▶ [DIRECTIONS FOR THIS TASK]:
Reproduce all of the data exactly, with no line skipped.

(Extracted records)
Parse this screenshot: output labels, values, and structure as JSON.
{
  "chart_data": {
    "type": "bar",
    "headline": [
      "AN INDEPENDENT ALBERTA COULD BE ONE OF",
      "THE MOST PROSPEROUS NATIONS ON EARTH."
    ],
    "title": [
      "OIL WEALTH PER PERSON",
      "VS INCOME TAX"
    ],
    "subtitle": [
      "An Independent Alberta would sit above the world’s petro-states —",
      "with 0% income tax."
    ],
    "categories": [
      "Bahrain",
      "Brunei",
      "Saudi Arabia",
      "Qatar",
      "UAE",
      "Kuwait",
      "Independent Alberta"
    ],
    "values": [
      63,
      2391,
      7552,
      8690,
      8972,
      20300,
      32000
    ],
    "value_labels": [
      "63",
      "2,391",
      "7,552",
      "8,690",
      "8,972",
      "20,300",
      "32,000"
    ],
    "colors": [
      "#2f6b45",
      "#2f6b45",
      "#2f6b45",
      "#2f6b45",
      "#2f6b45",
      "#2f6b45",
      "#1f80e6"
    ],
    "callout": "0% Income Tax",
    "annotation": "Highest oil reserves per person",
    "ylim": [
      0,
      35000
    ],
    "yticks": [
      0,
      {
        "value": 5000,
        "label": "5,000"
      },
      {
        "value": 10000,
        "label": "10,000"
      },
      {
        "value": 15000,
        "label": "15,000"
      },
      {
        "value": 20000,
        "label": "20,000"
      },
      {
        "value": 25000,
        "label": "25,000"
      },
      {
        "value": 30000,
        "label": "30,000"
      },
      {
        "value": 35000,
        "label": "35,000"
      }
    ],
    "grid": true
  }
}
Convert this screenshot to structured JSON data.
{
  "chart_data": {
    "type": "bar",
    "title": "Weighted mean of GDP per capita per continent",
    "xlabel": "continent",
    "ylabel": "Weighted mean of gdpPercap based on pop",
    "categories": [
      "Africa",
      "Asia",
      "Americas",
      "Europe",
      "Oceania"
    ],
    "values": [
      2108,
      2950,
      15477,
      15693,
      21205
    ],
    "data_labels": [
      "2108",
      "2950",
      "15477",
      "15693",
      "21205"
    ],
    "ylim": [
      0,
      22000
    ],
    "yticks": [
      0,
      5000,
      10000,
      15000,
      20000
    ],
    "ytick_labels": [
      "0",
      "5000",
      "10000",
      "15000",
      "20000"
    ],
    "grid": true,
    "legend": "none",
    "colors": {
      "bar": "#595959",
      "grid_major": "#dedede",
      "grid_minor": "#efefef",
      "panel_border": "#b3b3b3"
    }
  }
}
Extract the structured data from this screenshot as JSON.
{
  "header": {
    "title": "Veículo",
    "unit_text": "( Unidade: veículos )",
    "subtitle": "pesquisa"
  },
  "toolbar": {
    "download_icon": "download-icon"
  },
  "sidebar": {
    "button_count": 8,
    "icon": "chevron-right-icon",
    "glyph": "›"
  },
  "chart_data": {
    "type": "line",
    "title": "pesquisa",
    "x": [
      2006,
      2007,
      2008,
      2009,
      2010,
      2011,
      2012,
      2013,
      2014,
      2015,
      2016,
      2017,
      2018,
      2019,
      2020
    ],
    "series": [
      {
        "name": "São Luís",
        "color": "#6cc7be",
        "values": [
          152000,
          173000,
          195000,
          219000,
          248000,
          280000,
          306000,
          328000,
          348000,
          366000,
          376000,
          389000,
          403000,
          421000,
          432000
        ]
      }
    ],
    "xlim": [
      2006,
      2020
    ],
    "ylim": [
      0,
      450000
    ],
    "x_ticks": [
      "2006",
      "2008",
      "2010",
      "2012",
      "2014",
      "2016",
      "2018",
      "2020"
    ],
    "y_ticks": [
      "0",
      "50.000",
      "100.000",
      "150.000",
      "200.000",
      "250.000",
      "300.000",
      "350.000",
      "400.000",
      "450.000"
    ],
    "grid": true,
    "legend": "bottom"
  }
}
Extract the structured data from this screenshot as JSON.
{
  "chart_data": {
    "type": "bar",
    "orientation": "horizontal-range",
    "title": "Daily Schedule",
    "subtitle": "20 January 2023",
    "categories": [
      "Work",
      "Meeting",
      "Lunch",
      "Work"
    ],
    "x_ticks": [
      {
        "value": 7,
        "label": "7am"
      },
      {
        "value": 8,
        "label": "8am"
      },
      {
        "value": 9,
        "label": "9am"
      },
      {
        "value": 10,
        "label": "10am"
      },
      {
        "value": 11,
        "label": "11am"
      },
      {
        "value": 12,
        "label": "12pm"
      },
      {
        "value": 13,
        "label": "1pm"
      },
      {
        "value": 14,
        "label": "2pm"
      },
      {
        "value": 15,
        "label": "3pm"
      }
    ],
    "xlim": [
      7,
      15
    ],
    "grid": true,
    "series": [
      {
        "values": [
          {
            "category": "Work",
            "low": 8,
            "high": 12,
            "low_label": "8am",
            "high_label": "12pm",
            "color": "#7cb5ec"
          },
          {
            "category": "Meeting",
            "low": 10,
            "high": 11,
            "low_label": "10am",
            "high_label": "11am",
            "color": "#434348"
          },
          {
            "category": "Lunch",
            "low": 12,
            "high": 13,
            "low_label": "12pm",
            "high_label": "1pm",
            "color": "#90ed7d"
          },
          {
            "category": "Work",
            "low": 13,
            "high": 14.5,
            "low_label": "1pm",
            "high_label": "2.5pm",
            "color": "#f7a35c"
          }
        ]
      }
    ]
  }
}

▶ [SOLUTION FOR THIS EXERCISE]:
Parse this screenshot: output labels, values, and structure as JSON.
{
  "chart_data": {
    "type": "bar",
    "headline": [
      "AN INDEPENDENT ALBERTA COULD BE ONE OF",
      "THE MOST PROSPEROUS NATIONS ON EARTH."
    ],
    "title": [
      "OIL WEALTH PER PERSON",
      "VS INCOME TAX"
    ],
    "subtitle": [
      "An Independent Alberta would sit above the world’s petro-states —",
      "with 0% income tax."
    ],
    "categories": [
      "Bahrain",
      "Brunei",
      "Saudi Arabia",
      "Qatar",
      "UAE",
      "Kuwait",
      "Independent Alberta"
    ],
    "values": [
      63,
      2391,
      7552,
      8690,
      8972,
      20300,
      32000
    ],
    "value_labels": [
      "63",
      "2,391",
      "7,552",
      "8,690",
      "8,972",
      "20,300",
      "32,000"
    ],
    "colors": [
      "#2f6b45",
      "#2f6b45",
      "#2f6b45",
      "#2f6b45",
      "#2f6b45",
      "#2f6b45",
      "#1f80e6"
    ],
    "callout": "0% Income Tax",
    "annotation": "Highest oil reserves per person",
    "ylim": [
      0,
      35000
    ],
    "yticks": [
      0,
      {
        "value": 5000,
        "label": "5,000"
      },
      {
        "value": 10000,
        "label": "10,000"
      },
      {
        "value": 15000,
        "label": "15,000"
      },
      {
        "value": 20000,
        "label": "20,000"
      },
      {
        "value": 25000,
        "label": "25,000"
      },
      {
        "value": 30000,
        "label": "30,000"
      },
      {
        "value": 35000,
        "label": "35,000"
      }
    ],
    "grid": true
  }
}
Convert this screenshot to structured JSON data.
{
  "chart_data": {
    "type": "bar",
    "title": "Weighted mean of GDP per capita per continent",
    "xlabel": "continent",
    "ylabel": "Weighted mean of gdpPercap based on pop",
    "categories": [
      "Africa",
      "Asia",
      "Americas",
      "Europe",
      "Oceania"
    ],
    "values": [
      2108,
      2950,
      15477,
      15693,
      21205
    ],
    "data_labels": [
      "2108",
      "2950",
      "15477",
      "15693",
      "21205"
    ],
    "ylim": [
      0,
      22000
    ],
    "yticks": [
      0,
      5000,
      10000,
      15000,
      20000
    ],
    "ytick_labels": [
      "0",
      "5000",
      "10000",
      "15000",
      "20000"
    ],
    "grid": true,
    "legend": "none",
    "colors": {
      "bar": "#595959",
      "grid_major": "#dedede",
      "grid_minor": "#efefef",
      "panel_border": "#b3b3b3"
    }
  }
}
Extract the structured data from this screenshot as JSON.
{
  "header": {
    "title": "Veículo",
    "unit_text": "( Unidade: veículos )",
    "subtitle": "pesquisa"
  },
  "toolbar": {
    "download_icon": "download-icon"
  },
  "sidebar": {
    "button_count": 8,
    "icon": "chevron-right-icon",
    "glyph": "›"
  },
  "chart_data": {
    "type": "line",
    "title": "pesquisa",
    "x": [
      2006,
      2007,
      2008,
      2009,
      2010,
      2011,
      2012,
      2013,
      2014,
      2015,
      2016,
      2017,
      2018,
      2019,
      2020
    ],
    "series": [
      {
        "name": "São Luís",
        "color": "#6cc7be",
        "values": [
          152000,
          173000,
          195000,
          219000,
          248000,
          280000,
          306000,
          328000,
          348000,
          366000,
          376000,
          389000,
          403000,
          421000,
          432000
        ]
      }
    ],
    "xlim": [
      2006,
      2020
    ],
    "ylim": [
      0,
      450000
    ],
    "x_ticks": [
      "2006",
      "2008",
      "2010",
      "2012",
      "2014",
      "2016",
      "2018",
      "2020"
    ],
    "y_ticks": [
      "0",
      "50.000",
      "100.000",
      "150.000",
      "200.000",
      "250.000",
      "300.000",
      "350.000",
      "400.000",
      "450.000"
    ],
    "grid": true,
    "legend": "bottom"
  }
}
Extract the structured data from this screenshot as JSON.
{
  "chart_data": {
    "type": "bar",
    "orientation": "horizontal-range",
    "title": "Daily Schedule",
    "subtitle": "20 January 2023",
    "categories": [
      "Work",
      "Meeting",
      "Lunch",
      "Work"
    ],
    "x_ticks": [
      {
        "value": 7,
        "label": "7am"
      },
      {
        "value": 8,
        "label": "8am"
      },
      {
        "value": 9,
        "label": "9am"
      },
      {
        "value": 10,
        "label": "10am"
      },
      {
        "value": 11,
        "label": "11am"
      },
      {
        "value": 12,
        "label": "12pm"
      },
      {
        "value": 13,
        "label": "1pm"
      },
      {
        "value": 14,
        "label": "2pm"
      },
      {
        "value": 15,
        "label": "3pm"
      }
    ],
    "xlim": [
      7,
      15
    ],
    "grid": true,
    "series": [
      {
        "values": [
          {
            "category": "Work",
            "low": 8,
            "high": 12,
            "low_label": "8am",
            "high_label": "12pm",
            "color": "#7cb5ec"
          },
          {
            "category": "Meeting",
            "low": 10,
            "high": 11,
            "low_label": "10am",
            "high_label": "11am",
            "color": "#434348"
          },
          {
            "category": "Lunch",
            "low": 12,
            "high": 13,
            "low_label": "12pm",
            "high_label": "1pm",
            "color": "#90ed7d"
          },
          {
            "category": "Work",
            "low": 13,
            "high": 14.5,
            "low_label": "1pm",
            "high_label": "2.5pm",
            "color": "#f7a35c"
          }
        ]
      }
    ]
  }
}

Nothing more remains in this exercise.